- **Written problem**
All lines in the data bearing the string "quyền" should be identified and copied.

- **Record extracts**
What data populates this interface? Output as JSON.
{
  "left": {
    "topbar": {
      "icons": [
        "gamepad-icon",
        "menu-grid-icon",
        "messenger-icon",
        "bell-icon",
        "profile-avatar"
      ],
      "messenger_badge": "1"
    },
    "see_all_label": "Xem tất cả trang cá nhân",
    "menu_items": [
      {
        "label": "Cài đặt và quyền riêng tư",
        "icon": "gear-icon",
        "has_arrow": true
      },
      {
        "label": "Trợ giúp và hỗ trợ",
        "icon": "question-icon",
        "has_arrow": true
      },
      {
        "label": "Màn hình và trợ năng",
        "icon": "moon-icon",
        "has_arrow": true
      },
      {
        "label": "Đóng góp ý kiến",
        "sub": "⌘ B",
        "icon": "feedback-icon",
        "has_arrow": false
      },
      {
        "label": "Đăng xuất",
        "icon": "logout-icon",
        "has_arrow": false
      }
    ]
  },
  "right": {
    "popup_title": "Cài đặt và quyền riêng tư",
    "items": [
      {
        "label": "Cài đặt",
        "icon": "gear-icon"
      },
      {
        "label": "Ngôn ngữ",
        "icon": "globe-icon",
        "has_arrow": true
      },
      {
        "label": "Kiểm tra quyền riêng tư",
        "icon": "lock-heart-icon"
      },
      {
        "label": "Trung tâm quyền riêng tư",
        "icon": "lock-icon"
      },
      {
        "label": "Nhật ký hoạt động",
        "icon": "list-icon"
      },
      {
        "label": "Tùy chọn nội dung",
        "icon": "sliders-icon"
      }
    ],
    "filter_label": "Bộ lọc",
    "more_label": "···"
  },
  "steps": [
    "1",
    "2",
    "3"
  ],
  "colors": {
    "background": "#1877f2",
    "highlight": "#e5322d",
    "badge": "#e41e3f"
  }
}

- **Solved problem**
        "label": "Cài đặt và quyền riêng tư",
    "popup_title": "Cài đặt và quyền riêng tư",
        "label": "Kiểm tra quyền riêng tư",
        "label": "Trung tâm quyền riêng tư",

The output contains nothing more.